• **Items**:
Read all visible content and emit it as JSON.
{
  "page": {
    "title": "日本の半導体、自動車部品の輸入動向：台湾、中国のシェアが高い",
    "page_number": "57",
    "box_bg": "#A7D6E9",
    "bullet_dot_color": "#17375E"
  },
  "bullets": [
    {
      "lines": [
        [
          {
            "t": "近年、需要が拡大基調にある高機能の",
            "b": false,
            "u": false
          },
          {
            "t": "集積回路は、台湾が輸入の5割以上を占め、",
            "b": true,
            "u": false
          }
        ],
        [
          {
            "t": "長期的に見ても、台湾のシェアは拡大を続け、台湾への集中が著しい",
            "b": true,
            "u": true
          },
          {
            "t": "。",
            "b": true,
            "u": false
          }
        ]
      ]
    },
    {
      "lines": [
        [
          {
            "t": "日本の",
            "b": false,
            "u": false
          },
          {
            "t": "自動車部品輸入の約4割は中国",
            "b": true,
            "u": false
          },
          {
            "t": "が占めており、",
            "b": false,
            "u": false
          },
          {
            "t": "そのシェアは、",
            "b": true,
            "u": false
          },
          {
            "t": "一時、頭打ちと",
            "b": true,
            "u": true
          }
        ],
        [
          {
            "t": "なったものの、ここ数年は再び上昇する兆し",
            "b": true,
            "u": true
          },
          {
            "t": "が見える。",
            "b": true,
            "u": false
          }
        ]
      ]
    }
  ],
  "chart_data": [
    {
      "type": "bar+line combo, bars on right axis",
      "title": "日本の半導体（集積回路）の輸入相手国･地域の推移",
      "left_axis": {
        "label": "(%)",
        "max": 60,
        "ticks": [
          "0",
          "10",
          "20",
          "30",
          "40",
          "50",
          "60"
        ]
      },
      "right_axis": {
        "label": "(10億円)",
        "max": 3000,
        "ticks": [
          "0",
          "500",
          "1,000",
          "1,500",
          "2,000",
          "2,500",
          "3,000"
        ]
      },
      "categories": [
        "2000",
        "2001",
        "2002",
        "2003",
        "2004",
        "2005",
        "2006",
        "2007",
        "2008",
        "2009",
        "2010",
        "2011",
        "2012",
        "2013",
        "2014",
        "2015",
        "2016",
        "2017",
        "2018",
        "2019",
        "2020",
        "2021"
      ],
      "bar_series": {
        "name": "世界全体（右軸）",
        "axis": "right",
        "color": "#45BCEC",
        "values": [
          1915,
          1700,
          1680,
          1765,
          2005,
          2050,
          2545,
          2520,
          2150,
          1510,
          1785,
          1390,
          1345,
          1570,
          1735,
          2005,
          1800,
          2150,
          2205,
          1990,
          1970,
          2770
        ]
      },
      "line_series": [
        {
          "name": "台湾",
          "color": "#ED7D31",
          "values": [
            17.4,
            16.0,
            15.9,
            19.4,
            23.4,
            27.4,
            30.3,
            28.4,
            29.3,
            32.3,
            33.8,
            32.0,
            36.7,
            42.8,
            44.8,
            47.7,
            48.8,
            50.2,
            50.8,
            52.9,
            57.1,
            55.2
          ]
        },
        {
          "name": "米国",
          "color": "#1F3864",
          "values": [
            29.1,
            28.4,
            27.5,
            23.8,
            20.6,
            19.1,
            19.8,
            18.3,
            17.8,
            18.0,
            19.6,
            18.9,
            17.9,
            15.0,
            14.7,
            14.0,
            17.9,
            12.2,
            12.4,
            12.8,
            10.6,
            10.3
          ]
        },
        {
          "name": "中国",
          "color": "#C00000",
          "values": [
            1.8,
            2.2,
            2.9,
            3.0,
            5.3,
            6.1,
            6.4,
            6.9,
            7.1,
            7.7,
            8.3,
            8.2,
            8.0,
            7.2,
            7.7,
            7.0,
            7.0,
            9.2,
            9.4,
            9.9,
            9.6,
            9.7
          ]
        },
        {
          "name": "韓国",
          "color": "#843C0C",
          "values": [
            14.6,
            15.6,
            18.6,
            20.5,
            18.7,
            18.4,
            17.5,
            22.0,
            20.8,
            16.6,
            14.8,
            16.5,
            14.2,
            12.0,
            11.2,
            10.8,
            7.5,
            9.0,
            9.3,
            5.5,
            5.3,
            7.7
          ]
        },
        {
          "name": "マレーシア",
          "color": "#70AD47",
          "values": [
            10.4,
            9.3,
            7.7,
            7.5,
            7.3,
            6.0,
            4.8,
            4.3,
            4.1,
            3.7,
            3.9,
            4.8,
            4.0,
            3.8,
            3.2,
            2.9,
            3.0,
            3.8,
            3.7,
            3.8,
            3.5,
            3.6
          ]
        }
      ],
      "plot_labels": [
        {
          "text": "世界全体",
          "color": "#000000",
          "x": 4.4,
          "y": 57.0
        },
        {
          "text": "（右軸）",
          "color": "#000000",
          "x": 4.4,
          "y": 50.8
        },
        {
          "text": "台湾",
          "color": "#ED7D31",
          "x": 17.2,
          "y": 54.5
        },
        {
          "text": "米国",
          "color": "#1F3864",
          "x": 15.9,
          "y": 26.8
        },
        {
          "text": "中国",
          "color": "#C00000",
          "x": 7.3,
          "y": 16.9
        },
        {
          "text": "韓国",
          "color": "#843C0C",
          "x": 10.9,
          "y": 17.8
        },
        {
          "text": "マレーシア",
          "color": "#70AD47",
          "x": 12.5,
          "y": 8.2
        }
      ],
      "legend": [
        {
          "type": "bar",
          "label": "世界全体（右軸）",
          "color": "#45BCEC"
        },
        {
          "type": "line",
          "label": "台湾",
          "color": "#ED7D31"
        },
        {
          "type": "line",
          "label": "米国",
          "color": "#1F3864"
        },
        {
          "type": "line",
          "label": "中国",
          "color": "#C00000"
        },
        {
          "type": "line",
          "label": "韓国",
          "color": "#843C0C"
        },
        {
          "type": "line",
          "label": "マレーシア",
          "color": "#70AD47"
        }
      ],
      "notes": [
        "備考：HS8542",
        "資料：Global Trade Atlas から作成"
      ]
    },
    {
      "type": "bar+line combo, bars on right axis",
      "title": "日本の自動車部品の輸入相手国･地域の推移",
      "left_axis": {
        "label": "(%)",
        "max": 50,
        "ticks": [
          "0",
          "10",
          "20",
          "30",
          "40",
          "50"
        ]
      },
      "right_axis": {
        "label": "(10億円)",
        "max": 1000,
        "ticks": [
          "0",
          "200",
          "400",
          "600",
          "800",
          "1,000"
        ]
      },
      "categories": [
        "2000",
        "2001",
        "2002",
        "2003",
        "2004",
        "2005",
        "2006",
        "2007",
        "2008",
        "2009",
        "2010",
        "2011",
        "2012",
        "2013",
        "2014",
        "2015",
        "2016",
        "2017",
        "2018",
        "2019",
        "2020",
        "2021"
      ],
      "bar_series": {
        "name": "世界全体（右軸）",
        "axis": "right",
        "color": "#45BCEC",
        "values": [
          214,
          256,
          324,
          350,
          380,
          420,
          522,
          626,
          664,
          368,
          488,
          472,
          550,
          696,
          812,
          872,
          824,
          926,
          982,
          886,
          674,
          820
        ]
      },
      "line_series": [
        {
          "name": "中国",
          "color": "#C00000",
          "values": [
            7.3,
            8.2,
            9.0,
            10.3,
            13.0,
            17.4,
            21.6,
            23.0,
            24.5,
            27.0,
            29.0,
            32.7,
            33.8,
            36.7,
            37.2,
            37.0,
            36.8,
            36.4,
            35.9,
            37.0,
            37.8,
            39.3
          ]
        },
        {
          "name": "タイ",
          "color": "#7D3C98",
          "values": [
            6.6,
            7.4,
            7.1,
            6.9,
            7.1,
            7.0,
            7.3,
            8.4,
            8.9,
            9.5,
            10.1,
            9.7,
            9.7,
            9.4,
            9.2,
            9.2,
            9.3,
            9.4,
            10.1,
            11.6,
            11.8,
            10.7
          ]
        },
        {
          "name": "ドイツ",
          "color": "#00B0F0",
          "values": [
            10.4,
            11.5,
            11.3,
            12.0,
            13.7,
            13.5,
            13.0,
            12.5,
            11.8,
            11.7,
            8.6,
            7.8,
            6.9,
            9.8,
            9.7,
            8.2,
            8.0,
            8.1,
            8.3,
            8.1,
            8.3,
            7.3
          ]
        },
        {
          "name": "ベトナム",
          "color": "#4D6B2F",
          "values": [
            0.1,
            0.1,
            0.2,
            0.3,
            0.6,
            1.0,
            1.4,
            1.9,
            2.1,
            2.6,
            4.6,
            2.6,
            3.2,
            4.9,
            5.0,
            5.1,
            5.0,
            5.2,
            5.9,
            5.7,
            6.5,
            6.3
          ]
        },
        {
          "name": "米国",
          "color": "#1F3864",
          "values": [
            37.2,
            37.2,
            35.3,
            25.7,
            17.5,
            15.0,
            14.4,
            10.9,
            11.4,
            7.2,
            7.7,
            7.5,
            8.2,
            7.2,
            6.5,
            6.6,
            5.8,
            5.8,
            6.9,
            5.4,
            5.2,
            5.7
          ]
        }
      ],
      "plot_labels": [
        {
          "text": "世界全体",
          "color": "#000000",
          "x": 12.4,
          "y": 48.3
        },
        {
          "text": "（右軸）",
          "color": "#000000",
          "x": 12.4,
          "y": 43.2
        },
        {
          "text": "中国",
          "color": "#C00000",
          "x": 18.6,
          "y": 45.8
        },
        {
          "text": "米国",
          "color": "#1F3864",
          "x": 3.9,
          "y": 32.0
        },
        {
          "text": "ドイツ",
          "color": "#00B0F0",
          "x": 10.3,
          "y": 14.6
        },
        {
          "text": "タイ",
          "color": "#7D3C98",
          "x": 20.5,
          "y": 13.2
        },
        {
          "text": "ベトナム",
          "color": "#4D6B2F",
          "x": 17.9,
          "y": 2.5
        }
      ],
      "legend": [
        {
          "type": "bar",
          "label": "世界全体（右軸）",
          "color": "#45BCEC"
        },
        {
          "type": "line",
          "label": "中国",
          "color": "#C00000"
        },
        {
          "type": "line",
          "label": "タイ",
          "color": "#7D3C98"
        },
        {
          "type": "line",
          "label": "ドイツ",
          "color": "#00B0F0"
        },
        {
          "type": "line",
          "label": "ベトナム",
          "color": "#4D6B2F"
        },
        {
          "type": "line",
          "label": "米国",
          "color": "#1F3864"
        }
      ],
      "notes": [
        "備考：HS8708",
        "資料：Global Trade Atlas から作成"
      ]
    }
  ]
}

• **Task to complete**:
Find the lines above holding the word "日本の半導体" and show them.

• **Reply**:
    "title": "日本の半導体、自動車部品の輸入動向：台湾、中国のシェアが高い",
      "title": "日本の半導体（集積回路）の輸入相手国･地域の推移",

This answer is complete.